[THE EXERCISE] For each line in the data below that holds "ADAM", return a copy.

[EXERCISE INPUT]
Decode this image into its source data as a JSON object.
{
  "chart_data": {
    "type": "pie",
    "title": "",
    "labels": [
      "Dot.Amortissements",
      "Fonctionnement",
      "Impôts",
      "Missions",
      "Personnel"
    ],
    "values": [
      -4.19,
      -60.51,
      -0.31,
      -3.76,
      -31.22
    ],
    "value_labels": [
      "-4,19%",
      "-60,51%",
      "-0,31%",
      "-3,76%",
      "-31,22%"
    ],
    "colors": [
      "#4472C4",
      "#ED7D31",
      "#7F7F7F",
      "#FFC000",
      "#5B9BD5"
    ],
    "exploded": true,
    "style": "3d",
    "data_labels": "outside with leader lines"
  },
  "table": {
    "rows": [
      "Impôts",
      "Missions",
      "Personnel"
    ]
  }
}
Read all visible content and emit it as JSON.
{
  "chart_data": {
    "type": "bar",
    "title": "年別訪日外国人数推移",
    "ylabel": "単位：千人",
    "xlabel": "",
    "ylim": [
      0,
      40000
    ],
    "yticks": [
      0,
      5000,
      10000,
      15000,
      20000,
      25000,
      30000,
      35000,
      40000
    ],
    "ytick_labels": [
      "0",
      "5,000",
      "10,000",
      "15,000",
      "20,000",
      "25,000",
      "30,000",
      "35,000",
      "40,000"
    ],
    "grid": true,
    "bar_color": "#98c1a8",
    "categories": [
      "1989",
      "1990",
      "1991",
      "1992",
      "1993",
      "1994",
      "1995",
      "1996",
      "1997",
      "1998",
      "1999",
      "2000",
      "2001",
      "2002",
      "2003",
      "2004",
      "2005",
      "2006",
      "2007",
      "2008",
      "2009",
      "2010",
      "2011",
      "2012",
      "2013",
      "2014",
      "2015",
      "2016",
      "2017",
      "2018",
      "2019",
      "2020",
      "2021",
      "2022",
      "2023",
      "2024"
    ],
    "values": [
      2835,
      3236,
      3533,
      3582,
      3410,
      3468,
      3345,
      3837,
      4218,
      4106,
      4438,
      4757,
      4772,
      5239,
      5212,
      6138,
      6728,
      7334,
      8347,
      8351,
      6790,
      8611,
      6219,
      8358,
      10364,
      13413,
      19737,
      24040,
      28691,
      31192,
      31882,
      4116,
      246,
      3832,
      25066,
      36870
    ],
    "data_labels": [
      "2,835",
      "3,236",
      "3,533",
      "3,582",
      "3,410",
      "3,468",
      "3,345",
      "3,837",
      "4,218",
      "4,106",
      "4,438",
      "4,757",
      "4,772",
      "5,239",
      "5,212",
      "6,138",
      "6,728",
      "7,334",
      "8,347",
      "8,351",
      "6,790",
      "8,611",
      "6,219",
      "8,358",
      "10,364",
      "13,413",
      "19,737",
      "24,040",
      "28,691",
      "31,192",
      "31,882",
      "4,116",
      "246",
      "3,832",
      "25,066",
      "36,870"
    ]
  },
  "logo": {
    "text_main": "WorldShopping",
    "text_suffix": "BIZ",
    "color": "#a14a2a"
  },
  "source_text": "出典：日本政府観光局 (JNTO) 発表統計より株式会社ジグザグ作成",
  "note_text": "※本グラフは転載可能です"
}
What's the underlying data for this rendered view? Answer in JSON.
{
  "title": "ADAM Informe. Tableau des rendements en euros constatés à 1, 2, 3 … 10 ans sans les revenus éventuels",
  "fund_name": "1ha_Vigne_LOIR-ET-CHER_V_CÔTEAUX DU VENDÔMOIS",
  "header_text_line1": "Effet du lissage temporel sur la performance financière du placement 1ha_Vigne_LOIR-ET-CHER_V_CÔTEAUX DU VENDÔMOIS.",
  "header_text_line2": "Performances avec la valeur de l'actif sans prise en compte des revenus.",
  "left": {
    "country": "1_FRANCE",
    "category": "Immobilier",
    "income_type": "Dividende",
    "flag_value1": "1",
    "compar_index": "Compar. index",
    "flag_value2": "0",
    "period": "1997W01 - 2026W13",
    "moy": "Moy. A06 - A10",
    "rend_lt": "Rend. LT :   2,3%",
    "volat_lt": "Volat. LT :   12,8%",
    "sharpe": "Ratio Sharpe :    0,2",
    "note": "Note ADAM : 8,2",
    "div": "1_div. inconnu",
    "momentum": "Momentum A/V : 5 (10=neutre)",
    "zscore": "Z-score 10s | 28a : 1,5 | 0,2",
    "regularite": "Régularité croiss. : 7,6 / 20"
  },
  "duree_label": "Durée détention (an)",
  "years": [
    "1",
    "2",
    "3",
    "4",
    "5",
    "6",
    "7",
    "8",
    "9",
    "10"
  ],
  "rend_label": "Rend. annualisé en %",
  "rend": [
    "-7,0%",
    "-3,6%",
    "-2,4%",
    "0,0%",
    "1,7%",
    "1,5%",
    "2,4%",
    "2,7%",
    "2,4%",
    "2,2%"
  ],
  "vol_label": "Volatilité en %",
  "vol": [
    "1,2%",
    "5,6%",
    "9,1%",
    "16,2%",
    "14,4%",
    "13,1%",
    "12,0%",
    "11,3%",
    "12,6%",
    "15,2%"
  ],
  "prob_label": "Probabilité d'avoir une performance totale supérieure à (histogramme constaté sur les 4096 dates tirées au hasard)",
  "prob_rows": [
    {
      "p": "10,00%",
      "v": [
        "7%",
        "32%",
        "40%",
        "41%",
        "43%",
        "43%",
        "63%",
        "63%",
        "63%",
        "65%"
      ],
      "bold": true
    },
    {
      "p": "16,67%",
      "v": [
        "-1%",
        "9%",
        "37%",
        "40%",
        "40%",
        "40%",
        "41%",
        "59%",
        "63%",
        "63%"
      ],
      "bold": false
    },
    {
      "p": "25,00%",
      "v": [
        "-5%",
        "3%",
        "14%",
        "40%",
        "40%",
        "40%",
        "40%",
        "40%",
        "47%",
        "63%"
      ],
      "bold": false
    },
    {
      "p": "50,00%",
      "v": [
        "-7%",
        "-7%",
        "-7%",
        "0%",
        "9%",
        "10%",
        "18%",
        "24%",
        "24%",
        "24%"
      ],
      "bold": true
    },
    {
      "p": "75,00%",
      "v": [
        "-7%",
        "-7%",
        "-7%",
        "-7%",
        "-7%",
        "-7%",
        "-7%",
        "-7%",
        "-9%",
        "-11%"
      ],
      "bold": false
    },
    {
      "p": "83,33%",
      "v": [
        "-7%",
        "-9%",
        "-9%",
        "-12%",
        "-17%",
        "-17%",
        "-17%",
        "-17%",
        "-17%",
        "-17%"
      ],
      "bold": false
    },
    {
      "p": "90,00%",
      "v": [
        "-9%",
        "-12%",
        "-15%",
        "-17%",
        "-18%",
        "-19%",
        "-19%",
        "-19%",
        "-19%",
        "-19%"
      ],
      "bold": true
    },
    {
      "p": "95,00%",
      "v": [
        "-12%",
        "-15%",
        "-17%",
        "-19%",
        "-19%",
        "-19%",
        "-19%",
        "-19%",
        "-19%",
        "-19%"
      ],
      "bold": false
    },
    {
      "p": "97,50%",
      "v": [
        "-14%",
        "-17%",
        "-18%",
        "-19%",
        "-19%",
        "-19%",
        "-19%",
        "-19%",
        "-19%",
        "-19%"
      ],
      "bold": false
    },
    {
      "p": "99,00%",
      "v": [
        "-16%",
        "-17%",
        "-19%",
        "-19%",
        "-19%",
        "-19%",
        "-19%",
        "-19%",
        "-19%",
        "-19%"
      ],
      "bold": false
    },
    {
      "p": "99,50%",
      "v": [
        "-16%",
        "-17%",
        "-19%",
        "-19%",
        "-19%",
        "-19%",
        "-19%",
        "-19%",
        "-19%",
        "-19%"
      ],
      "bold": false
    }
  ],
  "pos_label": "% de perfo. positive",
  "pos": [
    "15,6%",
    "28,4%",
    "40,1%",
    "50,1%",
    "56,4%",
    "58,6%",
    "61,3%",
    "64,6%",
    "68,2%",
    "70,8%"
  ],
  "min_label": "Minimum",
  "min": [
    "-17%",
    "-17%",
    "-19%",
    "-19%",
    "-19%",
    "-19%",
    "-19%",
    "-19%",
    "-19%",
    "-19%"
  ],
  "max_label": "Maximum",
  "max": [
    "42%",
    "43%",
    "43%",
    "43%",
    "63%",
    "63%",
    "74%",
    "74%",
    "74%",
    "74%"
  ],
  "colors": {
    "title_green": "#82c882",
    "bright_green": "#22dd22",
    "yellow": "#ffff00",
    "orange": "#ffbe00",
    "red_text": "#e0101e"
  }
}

[OUTPUT OF THE EXERCISE]
  "title": "ADAM Informe. Tableau des rendements en euros constatés à 1, 2, 3 … 10 ans sans les revenus éventuels",
    "note": "Note ADAM : 8,2",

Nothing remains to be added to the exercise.